:: Set exercise ::
Say only how many lines contain the word "Annual".

:: Input ::
________________________
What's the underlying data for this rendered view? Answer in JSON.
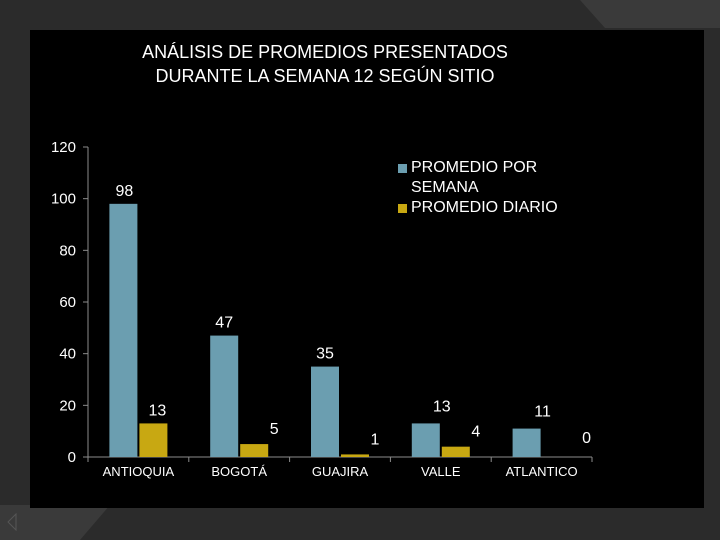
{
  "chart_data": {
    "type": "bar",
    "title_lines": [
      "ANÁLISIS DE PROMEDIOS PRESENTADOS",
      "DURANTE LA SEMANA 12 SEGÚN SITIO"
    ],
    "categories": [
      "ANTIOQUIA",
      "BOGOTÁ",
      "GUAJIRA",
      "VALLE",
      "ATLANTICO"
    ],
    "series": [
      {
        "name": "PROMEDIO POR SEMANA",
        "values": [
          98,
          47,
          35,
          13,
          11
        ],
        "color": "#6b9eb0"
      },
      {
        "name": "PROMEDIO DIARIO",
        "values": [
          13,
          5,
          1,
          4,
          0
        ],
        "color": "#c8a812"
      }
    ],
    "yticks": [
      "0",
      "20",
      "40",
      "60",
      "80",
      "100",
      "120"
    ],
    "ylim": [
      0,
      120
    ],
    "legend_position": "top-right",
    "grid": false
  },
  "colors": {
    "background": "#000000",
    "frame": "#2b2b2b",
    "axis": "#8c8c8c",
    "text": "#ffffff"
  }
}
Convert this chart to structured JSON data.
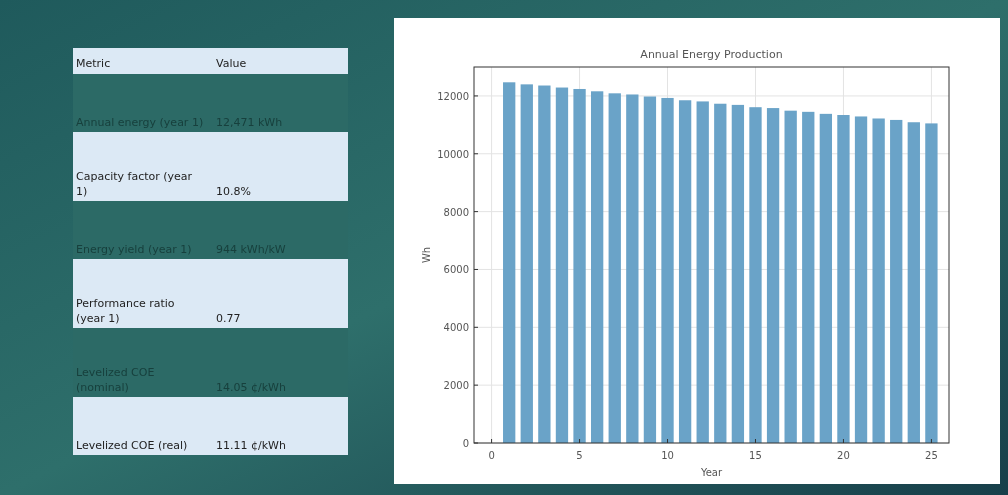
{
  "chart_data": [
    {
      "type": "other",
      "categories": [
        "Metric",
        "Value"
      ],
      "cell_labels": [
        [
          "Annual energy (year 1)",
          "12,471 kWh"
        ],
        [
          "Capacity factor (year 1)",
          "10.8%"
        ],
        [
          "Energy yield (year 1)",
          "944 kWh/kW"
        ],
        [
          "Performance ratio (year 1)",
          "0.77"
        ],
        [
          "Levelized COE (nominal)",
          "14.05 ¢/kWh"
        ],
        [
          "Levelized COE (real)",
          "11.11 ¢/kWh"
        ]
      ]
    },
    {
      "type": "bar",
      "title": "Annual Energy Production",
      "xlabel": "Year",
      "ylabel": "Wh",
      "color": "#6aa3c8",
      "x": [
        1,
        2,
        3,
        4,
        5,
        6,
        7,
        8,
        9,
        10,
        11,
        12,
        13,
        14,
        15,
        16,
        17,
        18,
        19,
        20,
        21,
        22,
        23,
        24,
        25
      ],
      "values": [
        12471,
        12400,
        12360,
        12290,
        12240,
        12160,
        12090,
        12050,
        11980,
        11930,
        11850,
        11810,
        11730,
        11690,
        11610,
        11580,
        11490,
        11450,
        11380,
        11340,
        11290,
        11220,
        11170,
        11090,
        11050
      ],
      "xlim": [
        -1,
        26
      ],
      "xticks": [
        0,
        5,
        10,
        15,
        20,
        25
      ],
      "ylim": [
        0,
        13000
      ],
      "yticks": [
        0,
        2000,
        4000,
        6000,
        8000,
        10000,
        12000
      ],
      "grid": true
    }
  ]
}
________________________
:: Reply to the exercise ::
2